INSTRUCTIONS FOR THE TASK -
Determine the count of lines in the following entries that contain the string "Geräte". Write only the number.

─── WORKING DATA

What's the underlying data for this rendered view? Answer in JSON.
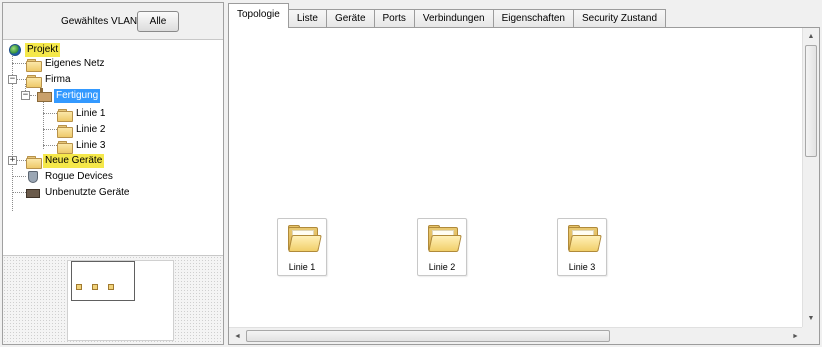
{
  "vlan": {
    "label": "Gewähltes VLAN:",
    "button": "Alle"
  },
  "tree": {
    "projekt": "Projekt",
    "eigenes_netz": "Eigenes Netz",
    "firma": "Firma",
    "fertigung": "Fertigung",
    "linie1": "Linie 1",
    "linie2": "Linie 2",
    "linie3": "Linie 3",
    "neue_geraete": "Neue Geräte",
    "rogue_devices": "Rogue Devices",
    "unbenutzte_geraete": "Unbenutzte Geräte",
    "collapse_glyph": "−",
    "expand_glyph": "+"
  },
  "tabs": [
    "Topologie",
    "Liste",
    "Geräte",
    "Ports",
    "Verbindungen",
    "Eigenschaften",
    "Security Zustand"
  ],
  "active_tab": "Topologie",
  "nodes": [
    "Linie 1",
    "Linie 2",
    "Linie 3"
  ],
  "scroll": {
    "up": "▲",
    "down": "▼",
    "left": "◄",
    "right": "►",
    "grip": "⦀"
  },
  "colors": {
    "highlight_yellow": "#f5e84a",
    "selection_blue": "#3399ff"
  }
}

──────

RESPONSE AREA -
3